**The problem:** What is the number of lines in the entries below that include the word "page"? Provide the number only.
═════ Material for the task
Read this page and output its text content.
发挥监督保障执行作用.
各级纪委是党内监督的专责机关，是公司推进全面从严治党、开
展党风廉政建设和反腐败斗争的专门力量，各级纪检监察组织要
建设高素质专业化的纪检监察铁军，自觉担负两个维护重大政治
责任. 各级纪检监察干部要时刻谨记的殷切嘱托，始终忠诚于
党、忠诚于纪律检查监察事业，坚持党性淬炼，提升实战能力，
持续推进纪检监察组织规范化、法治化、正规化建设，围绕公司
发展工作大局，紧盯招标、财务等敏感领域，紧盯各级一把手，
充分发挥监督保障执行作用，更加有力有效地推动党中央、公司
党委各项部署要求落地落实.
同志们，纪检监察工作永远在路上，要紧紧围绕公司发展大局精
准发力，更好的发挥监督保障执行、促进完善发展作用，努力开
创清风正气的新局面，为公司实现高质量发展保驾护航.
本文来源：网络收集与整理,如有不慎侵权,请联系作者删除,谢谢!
══════════
═════ Material for the task
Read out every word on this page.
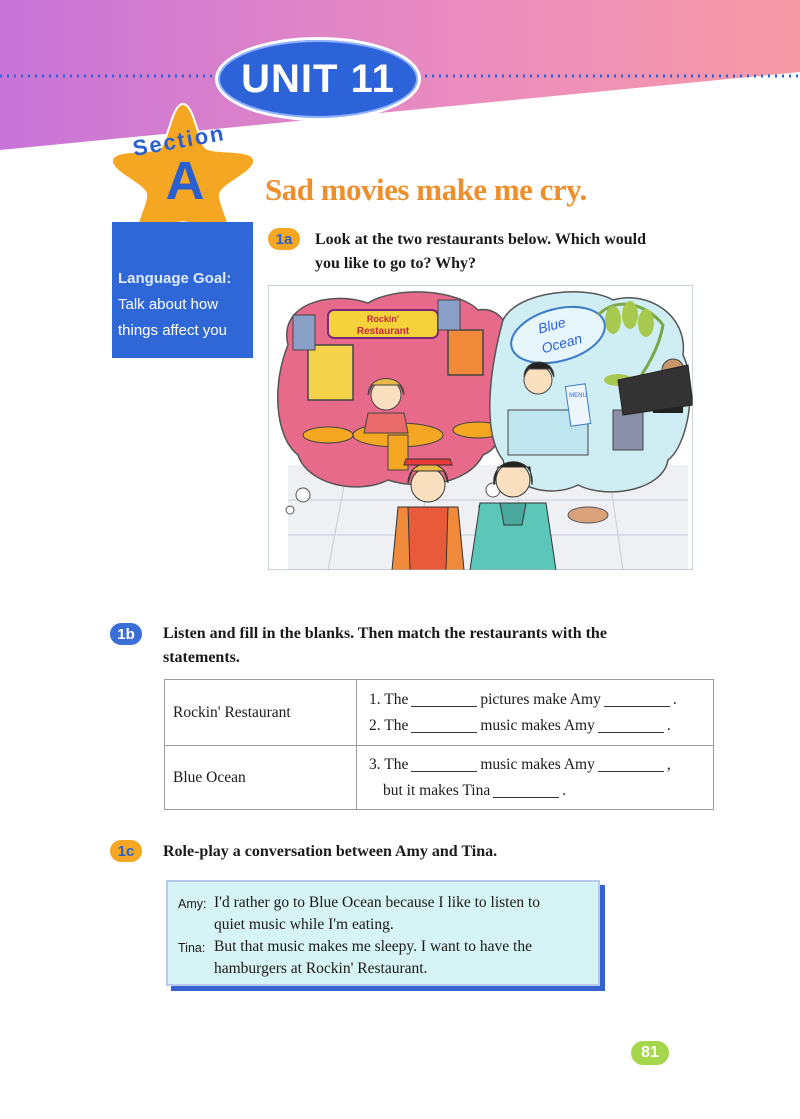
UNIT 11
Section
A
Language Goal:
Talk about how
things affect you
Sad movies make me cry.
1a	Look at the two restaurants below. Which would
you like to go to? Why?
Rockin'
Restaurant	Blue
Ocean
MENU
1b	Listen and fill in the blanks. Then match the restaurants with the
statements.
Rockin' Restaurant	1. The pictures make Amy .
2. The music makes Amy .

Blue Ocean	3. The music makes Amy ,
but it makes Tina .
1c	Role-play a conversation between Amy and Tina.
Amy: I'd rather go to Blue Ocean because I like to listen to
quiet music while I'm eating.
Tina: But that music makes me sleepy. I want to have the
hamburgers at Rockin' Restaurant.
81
══════════
**Response below:** 2